> _Your goal_
Copy out the lines below, from the start through the line that contains "item-heading: Do dokumentacji", including both ends, keeping every character unchanged.

##### Records to use #####

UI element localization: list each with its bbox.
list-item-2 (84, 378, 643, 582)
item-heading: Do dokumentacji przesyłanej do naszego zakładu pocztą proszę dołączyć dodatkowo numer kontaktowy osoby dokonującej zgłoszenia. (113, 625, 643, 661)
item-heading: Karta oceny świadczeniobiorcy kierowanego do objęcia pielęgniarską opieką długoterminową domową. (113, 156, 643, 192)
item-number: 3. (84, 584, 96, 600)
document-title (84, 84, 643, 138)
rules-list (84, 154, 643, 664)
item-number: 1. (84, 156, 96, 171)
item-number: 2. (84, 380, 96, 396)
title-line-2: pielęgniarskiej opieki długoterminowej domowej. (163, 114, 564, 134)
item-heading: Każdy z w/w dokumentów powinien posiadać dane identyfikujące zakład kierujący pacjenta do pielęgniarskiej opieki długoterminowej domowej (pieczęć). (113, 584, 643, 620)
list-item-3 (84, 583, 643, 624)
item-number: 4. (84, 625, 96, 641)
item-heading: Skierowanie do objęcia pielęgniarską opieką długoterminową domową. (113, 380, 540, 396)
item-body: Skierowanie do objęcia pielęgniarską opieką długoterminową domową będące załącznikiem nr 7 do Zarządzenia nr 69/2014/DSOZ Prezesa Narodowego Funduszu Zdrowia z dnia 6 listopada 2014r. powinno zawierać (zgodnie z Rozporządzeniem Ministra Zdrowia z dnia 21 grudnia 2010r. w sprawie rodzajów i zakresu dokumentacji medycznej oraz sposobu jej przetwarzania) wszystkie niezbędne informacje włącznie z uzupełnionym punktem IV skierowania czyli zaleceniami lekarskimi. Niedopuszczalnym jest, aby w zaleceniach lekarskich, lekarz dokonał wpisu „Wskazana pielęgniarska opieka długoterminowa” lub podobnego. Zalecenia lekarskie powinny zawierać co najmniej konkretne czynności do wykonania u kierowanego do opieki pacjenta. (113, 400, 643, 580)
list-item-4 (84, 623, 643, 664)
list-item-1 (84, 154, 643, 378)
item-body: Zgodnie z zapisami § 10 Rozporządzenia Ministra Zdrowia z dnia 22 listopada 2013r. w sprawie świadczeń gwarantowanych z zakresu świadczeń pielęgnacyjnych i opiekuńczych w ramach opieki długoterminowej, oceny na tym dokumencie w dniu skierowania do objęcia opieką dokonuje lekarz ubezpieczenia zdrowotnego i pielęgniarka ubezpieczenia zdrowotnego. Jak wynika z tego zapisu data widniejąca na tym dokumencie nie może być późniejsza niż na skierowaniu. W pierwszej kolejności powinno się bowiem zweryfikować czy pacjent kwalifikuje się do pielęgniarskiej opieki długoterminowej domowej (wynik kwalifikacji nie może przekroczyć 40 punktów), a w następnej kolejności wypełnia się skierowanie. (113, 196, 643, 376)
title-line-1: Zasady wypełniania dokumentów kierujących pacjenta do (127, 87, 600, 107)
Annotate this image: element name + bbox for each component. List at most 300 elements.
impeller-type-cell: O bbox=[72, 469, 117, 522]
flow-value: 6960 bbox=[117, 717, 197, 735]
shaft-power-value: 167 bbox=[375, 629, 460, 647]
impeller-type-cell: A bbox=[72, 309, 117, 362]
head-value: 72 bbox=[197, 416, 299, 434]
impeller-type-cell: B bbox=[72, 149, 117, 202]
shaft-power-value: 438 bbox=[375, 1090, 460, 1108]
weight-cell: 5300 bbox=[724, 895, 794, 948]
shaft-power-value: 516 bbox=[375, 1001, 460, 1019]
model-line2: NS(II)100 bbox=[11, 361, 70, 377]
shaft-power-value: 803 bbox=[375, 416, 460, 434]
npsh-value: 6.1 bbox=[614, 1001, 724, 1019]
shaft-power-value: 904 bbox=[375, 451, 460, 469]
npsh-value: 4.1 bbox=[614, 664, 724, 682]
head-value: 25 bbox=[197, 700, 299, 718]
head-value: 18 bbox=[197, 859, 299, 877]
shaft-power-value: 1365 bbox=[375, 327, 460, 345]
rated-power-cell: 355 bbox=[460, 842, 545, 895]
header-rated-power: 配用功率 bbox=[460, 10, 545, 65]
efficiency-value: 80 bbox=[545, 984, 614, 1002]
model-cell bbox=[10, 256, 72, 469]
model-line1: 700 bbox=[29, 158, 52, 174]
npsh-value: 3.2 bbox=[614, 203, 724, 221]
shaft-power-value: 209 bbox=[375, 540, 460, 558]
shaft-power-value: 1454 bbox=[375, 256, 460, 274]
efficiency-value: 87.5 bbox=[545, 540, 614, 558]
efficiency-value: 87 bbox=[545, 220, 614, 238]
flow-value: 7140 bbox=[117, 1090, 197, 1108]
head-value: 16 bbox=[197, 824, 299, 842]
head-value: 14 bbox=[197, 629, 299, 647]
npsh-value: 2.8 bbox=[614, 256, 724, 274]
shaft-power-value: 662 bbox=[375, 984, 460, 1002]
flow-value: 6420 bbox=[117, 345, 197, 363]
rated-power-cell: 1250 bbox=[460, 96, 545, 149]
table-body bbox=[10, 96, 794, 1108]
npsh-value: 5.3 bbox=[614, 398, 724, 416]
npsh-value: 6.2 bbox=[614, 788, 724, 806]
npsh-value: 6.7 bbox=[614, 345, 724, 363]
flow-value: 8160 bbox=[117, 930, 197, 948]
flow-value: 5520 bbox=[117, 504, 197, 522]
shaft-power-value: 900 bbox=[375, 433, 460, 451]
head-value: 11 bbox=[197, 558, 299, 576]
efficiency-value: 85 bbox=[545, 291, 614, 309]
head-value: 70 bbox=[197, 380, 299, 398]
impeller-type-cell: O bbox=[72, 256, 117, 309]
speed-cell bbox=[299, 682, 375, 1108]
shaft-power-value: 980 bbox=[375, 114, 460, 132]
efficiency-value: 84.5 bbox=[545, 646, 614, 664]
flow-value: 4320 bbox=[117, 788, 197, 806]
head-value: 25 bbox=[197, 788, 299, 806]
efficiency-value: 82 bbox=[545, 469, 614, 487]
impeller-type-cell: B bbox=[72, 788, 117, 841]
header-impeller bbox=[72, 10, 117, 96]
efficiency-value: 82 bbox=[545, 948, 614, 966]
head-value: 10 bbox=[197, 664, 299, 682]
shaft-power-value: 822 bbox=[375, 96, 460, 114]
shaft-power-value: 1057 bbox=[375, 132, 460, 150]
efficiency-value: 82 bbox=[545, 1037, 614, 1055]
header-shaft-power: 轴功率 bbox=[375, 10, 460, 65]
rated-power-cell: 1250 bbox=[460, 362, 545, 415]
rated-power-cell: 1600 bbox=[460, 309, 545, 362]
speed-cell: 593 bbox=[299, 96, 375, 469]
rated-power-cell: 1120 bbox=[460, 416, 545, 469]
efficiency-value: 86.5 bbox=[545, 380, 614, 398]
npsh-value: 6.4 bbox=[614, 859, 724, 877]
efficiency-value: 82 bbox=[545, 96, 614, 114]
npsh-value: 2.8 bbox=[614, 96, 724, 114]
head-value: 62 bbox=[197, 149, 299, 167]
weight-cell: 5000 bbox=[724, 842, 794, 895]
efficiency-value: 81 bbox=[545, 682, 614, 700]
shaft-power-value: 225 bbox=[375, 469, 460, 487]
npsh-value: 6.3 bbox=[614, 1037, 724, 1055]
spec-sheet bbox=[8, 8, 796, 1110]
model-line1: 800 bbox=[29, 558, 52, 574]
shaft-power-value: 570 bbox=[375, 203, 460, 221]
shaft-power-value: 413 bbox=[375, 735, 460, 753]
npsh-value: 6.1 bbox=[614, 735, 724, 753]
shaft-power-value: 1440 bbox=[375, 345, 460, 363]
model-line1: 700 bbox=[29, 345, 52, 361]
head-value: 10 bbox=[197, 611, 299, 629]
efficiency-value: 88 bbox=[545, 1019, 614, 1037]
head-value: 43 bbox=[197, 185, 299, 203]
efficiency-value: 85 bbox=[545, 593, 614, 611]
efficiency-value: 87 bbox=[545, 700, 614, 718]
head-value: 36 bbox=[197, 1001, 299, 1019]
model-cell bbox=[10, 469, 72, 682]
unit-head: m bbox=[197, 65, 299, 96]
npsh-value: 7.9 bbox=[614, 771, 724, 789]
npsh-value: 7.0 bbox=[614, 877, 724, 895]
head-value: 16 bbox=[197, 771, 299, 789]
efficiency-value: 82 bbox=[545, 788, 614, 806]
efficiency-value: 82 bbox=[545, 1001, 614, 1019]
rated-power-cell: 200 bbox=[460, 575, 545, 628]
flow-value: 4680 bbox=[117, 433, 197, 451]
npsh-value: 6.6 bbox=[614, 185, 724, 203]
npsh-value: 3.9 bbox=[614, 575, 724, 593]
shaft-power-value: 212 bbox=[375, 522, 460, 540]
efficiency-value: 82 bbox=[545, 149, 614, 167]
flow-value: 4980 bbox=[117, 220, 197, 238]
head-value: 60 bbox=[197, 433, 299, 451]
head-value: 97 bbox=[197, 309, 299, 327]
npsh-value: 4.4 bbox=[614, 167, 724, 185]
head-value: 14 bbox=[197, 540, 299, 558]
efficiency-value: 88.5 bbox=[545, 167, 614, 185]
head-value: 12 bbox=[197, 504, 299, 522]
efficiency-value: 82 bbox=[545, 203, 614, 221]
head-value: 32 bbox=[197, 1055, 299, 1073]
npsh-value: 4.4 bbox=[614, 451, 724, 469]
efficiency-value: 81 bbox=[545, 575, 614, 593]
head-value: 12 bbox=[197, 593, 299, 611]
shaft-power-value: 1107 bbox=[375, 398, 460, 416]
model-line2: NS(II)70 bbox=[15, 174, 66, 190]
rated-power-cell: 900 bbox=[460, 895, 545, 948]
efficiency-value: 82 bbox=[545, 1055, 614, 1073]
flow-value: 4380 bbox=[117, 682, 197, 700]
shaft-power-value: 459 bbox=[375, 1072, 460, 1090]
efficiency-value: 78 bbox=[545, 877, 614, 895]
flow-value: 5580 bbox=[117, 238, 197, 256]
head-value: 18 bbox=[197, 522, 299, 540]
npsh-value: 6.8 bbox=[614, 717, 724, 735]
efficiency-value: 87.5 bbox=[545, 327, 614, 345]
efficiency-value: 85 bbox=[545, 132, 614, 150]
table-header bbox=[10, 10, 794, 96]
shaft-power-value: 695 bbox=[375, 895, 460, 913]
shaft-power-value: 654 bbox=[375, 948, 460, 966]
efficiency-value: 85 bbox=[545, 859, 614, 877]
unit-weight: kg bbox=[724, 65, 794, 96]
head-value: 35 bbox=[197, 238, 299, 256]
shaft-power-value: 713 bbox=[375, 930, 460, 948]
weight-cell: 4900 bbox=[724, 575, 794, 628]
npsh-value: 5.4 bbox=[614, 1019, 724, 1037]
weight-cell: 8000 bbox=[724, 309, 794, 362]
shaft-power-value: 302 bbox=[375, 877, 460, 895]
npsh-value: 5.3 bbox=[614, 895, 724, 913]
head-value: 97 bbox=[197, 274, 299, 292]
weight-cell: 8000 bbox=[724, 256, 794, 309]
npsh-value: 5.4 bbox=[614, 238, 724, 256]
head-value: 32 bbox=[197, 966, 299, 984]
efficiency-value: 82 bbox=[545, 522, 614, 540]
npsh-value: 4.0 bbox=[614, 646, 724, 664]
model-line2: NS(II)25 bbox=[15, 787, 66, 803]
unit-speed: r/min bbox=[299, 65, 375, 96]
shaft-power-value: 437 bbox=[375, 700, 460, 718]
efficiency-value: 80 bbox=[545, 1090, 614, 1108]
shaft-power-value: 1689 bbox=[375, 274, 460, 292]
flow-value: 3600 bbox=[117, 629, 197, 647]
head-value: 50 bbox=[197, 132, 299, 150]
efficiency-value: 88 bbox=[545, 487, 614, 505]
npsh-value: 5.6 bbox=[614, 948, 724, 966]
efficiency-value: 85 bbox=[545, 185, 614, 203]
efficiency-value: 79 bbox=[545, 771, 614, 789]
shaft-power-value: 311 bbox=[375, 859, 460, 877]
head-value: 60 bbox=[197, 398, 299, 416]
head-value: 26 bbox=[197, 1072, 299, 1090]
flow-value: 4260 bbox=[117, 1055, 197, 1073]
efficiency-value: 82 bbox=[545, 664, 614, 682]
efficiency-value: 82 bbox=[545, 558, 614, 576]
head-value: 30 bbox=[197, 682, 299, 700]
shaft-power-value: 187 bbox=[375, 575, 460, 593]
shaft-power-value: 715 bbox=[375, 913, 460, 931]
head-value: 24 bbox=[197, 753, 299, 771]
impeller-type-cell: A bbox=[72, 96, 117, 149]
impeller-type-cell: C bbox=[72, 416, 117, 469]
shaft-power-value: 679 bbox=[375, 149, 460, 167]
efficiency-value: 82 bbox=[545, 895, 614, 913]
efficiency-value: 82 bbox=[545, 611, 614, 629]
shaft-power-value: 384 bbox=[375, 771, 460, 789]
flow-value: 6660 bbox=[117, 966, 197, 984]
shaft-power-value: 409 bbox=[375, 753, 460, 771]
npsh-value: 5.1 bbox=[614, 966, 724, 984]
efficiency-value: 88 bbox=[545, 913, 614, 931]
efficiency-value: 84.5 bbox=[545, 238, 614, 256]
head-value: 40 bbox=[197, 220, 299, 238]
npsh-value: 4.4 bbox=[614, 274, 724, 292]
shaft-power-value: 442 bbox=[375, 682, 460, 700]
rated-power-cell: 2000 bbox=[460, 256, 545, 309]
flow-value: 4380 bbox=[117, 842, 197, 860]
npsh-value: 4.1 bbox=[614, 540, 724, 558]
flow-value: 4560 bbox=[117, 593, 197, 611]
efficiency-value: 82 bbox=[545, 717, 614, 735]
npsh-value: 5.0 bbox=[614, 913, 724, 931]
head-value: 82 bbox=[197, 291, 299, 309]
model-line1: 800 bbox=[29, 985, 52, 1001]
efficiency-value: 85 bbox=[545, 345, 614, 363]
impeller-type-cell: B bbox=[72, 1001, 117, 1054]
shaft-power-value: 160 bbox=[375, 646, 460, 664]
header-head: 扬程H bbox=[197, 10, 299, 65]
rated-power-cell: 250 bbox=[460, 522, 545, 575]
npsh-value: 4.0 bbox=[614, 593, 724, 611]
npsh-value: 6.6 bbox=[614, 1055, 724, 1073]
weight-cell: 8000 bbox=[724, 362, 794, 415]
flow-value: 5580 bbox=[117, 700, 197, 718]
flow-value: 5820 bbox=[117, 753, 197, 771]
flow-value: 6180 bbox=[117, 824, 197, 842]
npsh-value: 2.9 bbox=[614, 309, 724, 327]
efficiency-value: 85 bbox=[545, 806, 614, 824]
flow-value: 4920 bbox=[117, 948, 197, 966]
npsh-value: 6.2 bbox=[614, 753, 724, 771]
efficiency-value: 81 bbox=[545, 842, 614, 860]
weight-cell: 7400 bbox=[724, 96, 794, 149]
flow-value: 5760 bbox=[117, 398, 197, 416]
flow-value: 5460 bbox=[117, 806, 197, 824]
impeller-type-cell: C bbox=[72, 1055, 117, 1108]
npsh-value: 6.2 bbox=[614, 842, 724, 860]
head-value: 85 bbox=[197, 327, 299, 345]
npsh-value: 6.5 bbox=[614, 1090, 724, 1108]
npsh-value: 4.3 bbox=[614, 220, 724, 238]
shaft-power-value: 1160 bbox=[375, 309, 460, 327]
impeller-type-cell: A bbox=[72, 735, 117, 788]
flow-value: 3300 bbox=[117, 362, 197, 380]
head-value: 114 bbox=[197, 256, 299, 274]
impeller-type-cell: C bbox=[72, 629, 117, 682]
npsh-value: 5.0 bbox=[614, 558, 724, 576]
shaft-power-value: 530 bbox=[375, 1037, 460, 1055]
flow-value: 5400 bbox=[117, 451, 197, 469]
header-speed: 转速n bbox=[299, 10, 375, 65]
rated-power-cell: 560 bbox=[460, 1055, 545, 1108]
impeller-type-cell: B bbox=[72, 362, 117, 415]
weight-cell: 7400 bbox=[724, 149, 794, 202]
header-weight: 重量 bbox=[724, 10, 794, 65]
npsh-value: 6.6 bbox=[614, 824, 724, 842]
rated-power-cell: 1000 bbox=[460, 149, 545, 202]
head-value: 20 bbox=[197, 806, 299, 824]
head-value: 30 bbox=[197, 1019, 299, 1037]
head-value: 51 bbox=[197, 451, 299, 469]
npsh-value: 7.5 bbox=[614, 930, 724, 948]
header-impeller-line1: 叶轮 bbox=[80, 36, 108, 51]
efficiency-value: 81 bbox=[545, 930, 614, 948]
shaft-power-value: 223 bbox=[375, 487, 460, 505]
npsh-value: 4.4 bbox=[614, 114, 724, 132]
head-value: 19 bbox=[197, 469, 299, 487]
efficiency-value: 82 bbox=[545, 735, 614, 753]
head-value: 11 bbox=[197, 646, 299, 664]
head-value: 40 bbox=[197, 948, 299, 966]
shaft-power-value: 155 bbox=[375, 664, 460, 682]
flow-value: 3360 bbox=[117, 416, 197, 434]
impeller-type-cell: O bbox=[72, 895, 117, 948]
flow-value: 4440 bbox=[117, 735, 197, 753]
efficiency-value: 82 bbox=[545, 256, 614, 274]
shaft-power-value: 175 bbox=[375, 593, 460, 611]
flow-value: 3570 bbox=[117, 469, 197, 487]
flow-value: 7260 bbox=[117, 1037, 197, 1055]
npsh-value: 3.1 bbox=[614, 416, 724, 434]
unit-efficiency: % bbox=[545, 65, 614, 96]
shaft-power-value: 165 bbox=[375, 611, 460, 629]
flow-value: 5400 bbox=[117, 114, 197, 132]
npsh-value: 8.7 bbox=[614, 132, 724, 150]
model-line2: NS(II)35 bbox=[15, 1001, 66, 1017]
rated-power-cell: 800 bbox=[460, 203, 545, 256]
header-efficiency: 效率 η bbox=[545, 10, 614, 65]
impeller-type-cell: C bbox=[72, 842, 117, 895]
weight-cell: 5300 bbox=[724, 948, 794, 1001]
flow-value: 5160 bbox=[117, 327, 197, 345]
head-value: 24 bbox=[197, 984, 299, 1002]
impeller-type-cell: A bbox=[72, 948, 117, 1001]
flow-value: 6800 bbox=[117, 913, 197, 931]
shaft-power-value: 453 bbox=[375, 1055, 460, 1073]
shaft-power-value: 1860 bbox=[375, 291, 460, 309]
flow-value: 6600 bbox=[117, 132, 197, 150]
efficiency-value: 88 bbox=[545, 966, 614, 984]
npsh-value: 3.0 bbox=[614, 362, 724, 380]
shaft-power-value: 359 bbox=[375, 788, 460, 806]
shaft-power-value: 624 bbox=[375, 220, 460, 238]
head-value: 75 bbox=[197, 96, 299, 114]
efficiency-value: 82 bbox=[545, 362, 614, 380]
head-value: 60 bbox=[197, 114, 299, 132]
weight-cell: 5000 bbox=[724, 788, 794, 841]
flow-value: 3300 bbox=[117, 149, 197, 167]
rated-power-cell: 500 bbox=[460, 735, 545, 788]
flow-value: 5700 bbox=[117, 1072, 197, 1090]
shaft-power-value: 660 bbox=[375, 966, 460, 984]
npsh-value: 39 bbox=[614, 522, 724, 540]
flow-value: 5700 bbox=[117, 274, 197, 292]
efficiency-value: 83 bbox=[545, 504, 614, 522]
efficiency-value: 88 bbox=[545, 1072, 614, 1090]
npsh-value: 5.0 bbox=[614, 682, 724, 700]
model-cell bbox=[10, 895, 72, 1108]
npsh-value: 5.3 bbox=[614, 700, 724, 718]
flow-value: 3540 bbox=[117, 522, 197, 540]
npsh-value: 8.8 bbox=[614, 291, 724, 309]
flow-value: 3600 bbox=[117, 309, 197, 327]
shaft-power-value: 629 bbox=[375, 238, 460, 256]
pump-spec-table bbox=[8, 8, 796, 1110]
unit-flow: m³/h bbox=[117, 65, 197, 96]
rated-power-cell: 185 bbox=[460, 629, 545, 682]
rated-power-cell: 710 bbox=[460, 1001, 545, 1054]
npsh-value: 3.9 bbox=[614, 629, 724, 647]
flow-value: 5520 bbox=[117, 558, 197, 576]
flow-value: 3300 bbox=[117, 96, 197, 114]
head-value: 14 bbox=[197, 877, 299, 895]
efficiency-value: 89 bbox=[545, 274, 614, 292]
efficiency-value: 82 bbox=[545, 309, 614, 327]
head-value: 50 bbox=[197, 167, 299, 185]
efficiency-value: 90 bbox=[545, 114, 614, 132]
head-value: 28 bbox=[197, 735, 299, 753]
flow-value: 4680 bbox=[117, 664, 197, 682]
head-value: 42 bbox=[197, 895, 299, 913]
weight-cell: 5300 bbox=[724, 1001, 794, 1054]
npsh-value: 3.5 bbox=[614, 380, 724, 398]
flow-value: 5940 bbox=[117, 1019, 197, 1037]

#####

> _Answer to the task_
UI element localization: list each with its bbox.
list-item-2 (84, 378, 643, 582)
item-heading: Do dokumentacji przesyłanej do naszego zakładu pocztą proszę dołączyć dodatkowo numer kontaktowy osoby dokonującej zgłoszenia. (113, 625, 643, 661)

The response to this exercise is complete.